# start of Extracted information

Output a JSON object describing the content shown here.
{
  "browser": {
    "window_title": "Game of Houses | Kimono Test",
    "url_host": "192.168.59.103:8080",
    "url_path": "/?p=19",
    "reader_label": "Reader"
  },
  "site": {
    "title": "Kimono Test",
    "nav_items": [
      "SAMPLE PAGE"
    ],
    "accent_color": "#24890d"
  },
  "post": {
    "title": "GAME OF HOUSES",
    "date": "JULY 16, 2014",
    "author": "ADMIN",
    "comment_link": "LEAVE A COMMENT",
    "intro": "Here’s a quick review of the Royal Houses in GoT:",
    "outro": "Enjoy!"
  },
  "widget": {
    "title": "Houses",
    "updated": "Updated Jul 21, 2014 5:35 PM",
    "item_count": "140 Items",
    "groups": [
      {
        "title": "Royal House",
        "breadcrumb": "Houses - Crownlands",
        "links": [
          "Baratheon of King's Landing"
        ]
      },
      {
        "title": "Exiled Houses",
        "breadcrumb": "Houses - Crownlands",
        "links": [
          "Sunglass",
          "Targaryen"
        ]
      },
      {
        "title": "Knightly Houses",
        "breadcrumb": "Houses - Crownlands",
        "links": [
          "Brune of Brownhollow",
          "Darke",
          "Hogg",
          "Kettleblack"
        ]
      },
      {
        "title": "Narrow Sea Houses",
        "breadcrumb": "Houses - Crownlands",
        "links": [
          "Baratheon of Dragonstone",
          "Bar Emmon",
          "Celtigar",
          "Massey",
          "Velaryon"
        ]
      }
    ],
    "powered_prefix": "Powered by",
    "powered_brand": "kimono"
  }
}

# end of Extracted information

Stated task
Reproduce the complete set of lines precisely as supplied.

The answer
Output a JSON object describing the content shown here.
{
  "browser": {
    "window_title": "Game of Houses | Kimono Test",
    "url_host": "192.168.59.103:8080",
    "url_path": "/?p=19",
    "reader_label": "Reader"
  },
  "site": {
    "title": "Kimono Test",
    "nav_items": [
      "SAMPLE PAGE"
    ],
    "accent_color": "#24890d"
  },
  "post": {
    "title": "GAME OF HOUSES",
    "date": "JULY 16, 2014",
    "author": "ADMIN",
    "comment_link": "LEAVE A COMMENT",
    "intro": "Here’s a quick review of the Royal Houses in GoT:",
    "outro": "Enjoy!"
  },
  "widget": {
    "title": "Houses",
    "updated": "Updated Jul 21, 2014 5:35 PM",
    "item_count": "140 Items",
    "groups": [
      {
        "title": "Royal House",
        "breadcrumb": "Houses - Crownlands",
        "links": [
          "Baratheon of King's Landing"
        ]
      },
      {
        "title": "Exiled Houses",
        "breadcrumb": "Houses - Crownlands",
        "links": [
          "Sunglass",
          "Targaryen"
        ]
      },
      {
        "title": "Knightly Houses",
        "breadcrumb": "Houses - Crownlands",
        "links": [
          "Brune of Brownhollow",
          "Darke",
          "Hogg",
          "Kettleblack"
        ]
      },
      {
        "title": "Narrow Sea Houses",
        "breadcrumb": "Houses - Crownlands",
        "links": [
          "Baratheon of Dragonstone",
          "Bar Emmon",
          "Celtigar",
          "Massey",
          "Velaryon"
        ]
      }
    ],
    "powered_prefix": "Powered by",
    "powered_brand": "kimono"
  }
}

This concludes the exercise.